▸ SHORT PROBLEM
Copy the data that follows exactly. Include no pictures.
Begin PROVIDED RECORDS
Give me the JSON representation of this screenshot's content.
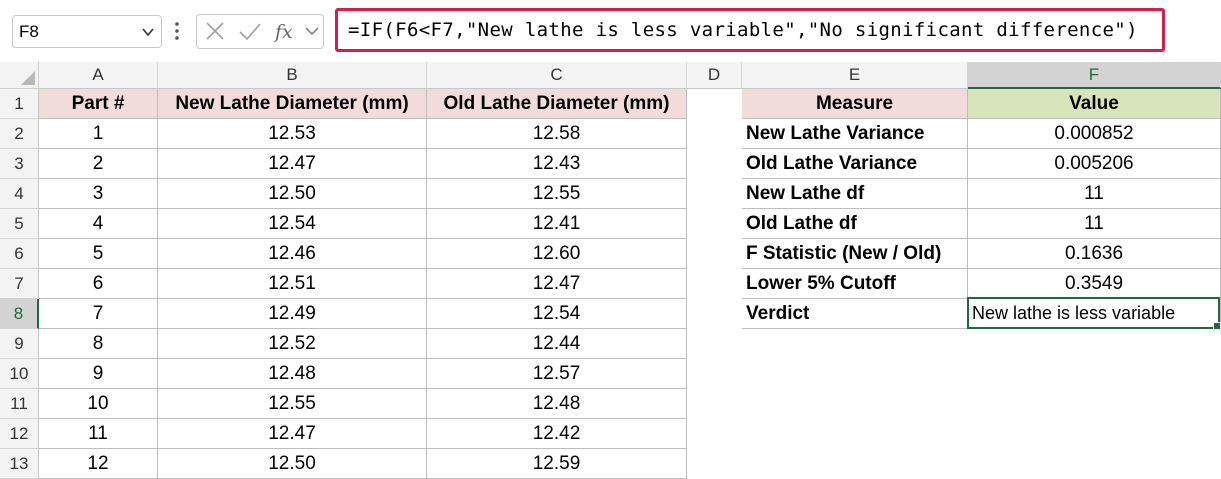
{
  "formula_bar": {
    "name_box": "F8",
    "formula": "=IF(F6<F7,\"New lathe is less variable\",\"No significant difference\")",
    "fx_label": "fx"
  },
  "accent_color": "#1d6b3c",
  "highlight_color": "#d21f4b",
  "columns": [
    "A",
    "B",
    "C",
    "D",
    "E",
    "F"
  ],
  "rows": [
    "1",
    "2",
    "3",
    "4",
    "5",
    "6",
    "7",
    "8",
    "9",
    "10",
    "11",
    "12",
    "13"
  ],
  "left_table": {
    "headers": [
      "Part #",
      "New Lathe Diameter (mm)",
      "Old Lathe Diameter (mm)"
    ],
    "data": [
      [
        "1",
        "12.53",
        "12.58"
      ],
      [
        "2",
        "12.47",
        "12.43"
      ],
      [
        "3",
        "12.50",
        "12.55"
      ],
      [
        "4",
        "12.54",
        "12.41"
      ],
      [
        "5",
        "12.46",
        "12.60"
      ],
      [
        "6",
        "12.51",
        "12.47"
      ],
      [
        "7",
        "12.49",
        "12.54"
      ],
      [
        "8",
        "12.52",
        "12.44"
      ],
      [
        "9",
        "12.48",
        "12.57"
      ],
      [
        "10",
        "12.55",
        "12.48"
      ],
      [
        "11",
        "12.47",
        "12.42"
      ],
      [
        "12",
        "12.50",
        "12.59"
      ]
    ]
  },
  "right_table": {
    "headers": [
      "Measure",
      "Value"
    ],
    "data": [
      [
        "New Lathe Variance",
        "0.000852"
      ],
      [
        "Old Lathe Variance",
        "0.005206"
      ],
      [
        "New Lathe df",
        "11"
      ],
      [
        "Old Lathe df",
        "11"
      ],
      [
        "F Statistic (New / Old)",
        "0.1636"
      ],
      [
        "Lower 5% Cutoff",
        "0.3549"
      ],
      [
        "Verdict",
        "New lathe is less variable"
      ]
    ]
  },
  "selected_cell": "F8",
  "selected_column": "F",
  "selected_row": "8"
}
End PROVIDED RECORDS
▸ WORKED ANSWER
Give me the JSON representation of this screenshot's content.
{
  "formula_bar": {
    "name_box": "F8",
    "formula": "=IF(F6<F7,\"New lathe is less variable\",\"No significant difference\")",
    "fx_label": "fx"
  },
  "accent_color": "#1d6b3c",
  "highlight_color": "#d21f4b",
  "columns": [
    "A",
    "B",
    "C",
    "D",
    "E",
    "F"
  ],
  "rows": [
    "1",
    "2",
    "3",
    "4",
    "5",
    "6",
    "7",
    "8",
    "9",
    "10",
    "11",
    "12",
    "13"
  ],
  "left_table": {
    "headers": [
      "Part #",
      "New Lathe Diameter (mm)",
      "Old Lathe Diameter (mm)"
    ],
    "data": [
      [
        "1",
        "12.53",
        "12.58"
      ],
      [
        "2",
        "12.47",
        "12.43"
      ],
      [
        "3",
        "12.50",
        "12.55"
      ],
      [
        "4",
        "12.54",
        "12.41"
      ],
      [
        "5",
        "12.46",
        "12.60"
      ],
      [
        "6",
        "12.51",
        "12.47"
      ],
      [
        "7",
        "12.49",
        "12.54"
      ],
      [
        "8",
        "12.52",
        "12.44"
      ],
      [
        "9",
        "12.48",
        "12.57"
      ],
      [
        "10",
        "12.55",
        "12.48"
      ],
      [
        "11",
        "12.47",
        "12.42"
      ],
      [
        "12",
        "12.50",
        "12.59"
      ]
    ]
  },
  "right_table": {
    "headers": [
      "Measure",
      "Value"
    ],
    "data": [
      [
        "New Lathe Variance",
        "0.000852"
      ],
      [
        "Old Lathe Variance",
        "0.005206"
      ],
      [
        "New Lathe df",
        "11"
      ],
      [
        "Old Lathe df",
        "11"
      ],
      [
        "F Statistic (New / Old)",
        "0.1636"
      ],
      [
        "Lower 5% Cutoff",
        "0.3549"
      ],
      [
        "Verdict",
        "New lathe is less variable"
      ]
    ]
  },
  "selected_cell": "F8",
  "selected_column": "F",
  "selected_row": "8"
}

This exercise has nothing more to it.